▸ Page extract:
     The reversed strategy is also possible: the solution is started by Del algorithm and then the Ad algorithm switches on after reduction of initial system by n1 properties and returns n2 of wrongly excluded properties back into the system. Alternation of these procedures (DelAd algorithm) is repeated until creation of the system with n mostly informative properties.
     Our experiments with these algorithms (with n2 taken equal to n1/3) showed that AdDel algorithm leads to the better results, than Ad, Del and DelAd. 

     Let us divide the segment (0-1) into equal pieces and confront each piece with related property: 1st piece relates to the first property, 2nd piece – to the second property and so on. Every piece will have a width of 1/g.
     The generator of random numbers with uniform distribution within the range (0-1) is switched on. If the number corresponds to j-th piece, then j-th property is included into the properties set to be tested. After n generations of random numbers n properties are selected. The quality of this randomly selected subsystem is estimated by means of one of criteria, e.g. by number of recognition errors v obtained.
     The described procedure of random selection of n-dimension subsystems of properties and their quality estimation is repeated r times. Observation of obtained list of estimations v1, v2,…, vi,…, vr gives the way to choose the best and the worst tested subsystem. On this basis the «encouragement» and the «punishment» procedures are performed: the pieces, related to the properties from the best subsystem are «encouraged» by expansion of their width by the value of h and the pieces, related to the properties from the worst subsystem are «punished» by decreasing their width by h (h<1/g). The total width of all pieces is still equal to 1.
     Then next r subsystems are randomly selected and tested, but at this step the probability of choosing of property into subsystem is not uniform: encouraged properties, represented by wider pieces have more chances to join the following subsystem than punished ones. According to the results of testing of this part of subsystems the adaptation procedure (encouragement and punishment) is repeated.
     If some property randomly joins both the best and the worst subsystems then its width remains unchanged. Would it regularly join the most informative subsystem, then the width of related piece will rise will every adaptation step. As well, the property which systematically joins the worst subsystem will decrease its width with every step, thus decreasing the probability of its selection into the property multitude to be tested.
     After some number (R) of search and adaptation cycles the process stabilises: the pieces, related to successful properties, captures practically whole segment (0-1) and the same properties are chosen into the subsystem to be tested. This fact is the signal to stop the process of selection of n-dimensional subsystem of the most informative properties.
     The rate of coincidence and quality of obtained solution depends upon the h value. For large h the process stops earlier, but quality of obtained solution is usually lower, than for smaller h. Lower h values correspond to the more mild strategy of encouragement and punishment.
     The first tests of SPA algorithm were performed for a problem of medical diagnostics. Three patterns were represented by treining set   of 250 realisations in 17-dimension space. It was necessary to find the most informative subspace with dimension 3 and 6. Initially the optimal solutions of this problem have been found by full running over method. Then the same best solution were found by SPA method. It had been discovered that SPA method requires less time than full running over by a factor 5 for n=3 and by a factor of 40 for n=6. This time saving increases with the rise of g and n.
     In more complicated cases, where full running over was impossible, the quality of properties subsystem, selected by SPA method, was compared with quality of initial subsystem of g properties. As a rule, SPA algorithm during the appropriate time selected the subsystem with informativeness closed to the initial one, thus making possible to accept the chosen subsystem as closed to the optimum.
     SPA algorithm showed better results than described Del and Ad algorithms for the same problems.

Stored data entries:
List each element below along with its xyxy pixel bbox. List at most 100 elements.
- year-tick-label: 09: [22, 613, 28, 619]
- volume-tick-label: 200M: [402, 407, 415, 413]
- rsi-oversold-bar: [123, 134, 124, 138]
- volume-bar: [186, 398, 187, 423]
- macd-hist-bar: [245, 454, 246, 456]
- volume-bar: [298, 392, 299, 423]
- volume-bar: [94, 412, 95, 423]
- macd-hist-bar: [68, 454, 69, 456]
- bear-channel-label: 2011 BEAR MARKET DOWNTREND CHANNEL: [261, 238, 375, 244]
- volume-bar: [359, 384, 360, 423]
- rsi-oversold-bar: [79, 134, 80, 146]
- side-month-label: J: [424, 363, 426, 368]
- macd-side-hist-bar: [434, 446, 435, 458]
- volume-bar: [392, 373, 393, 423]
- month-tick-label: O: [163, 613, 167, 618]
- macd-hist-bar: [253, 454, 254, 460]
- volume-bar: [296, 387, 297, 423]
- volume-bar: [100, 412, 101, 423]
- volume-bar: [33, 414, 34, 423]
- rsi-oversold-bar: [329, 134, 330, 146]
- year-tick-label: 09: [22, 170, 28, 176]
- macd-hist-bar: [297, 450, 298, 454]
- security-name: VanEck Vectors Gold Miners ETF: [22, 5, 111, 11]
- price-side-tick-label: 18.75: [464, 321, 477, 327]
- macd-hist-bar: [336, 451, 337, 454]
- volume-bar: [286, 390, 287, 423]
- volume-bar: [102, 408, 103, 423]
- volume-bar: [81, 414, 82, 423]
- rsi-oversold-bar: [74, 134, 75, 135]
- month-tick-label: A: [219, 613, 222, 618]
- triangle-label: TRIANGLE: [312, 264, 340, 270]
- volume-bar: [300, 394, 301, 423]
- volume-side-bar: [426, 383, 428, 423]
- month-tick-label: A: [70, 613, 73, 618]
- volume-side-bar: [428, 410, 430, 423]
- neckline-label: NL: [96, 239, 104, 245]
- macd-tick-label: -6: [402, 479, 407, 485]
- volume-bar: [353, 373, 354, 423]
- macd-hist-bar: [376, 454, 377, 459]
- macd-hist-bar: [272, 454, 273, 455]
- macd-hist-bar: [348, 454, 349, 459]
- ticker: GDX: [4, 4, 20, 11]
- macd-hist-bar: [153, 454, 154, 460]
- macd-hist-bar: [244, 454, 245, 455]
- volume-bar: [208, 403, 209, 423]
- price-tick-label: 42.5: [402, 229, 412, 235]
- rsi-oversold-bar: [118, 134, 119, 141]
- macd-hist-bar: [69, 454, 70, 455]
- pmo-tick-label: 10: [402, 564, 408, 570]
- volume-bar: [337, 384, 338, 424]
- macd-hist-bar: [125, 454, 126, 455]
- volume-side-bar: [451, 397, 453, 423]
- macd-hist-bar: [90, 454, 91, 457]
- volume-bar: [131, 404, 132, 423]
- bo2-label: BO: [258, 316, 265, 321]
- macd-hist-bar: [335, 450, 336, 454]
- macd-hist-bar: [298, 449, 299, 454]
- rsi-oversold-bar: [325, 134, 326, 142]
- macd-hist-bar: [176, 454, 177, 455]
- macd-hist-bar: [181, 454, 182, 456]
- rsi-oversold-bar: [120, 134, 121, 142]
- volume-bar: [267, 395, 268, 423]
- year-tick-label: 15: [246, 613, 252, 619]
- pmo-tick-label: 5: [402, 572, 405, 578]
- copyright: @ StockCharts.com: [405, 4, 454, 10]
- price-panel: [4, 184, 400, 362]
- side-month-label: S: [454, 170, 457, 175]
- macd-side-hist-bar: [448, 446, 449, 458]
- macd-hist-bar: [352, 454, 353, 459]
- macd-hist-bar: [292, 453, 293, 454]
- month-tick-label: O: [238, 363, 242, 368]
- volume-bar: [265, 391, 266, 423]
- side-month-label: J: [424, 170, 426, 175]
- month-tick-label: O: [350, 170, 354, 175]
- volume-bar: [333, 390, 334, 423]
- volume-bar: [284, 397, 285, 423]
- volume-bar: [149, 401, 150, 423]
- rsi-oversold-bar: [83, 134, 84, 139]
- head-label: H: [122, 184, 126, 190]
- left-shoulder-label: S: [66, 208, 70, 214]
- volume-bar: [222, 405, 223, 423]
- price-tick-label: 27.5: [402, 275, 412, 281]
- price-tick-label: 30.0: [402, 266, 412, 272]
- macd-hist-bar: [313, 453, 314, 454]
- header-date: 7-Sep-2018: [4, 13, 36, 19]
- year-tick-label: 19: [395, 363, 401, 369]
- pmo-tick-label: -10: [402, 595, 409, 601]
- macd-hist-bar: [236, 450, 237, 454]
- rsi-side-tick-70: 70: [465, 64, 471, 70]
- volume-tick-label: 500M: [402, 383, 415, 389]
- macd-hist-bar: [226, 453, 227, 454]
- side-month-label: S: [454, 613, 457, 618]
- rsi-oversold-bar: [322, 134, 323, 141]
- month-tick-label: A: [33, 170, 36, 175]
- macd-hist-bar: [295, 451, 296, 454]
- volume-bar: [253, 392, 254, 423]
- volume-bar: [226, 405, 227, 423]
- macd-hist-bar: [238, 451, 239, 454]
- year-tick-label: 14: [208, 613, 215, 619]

▸ Required work:
**A.** In the feature-selection text, why is choosing a property no longer uniform after the first adaptation step? Answer in one to three sentences.
**B.** According to the feature-selection text, by what factor was the SPA method faster than full running over for n=6?
**C.** Please repeat the feature-selection text from "The reversed strategy" to "Del and DelAd.".
The entries play no part in the work here.

▸ Answers to the tasks:
**A.** After the first adaptation step, the pieces of encouraged properties are wider by h and the pieces of punished properties are narrower by h. Because of this, encouraged properties have more chances to join the next subsystem than punished ones.

**B.** It was faster by a factor of 40.

**C.**
The reversed strategy is also possible: the solution is started by Del algorithm and then the Ad algorithm switches on after reduction of initial system by n1 properties and returns n2 of wrongly excluded properties back into the system. Alternation of these procedures (DelAd algorithm) is repeated until creation of the system with n mostly informative properties.
     Our experiments with these algorithms (with n2 taken equal to n1/3) showed that AdDel algorithm leads to the better results, than Ad, Del and DelAd.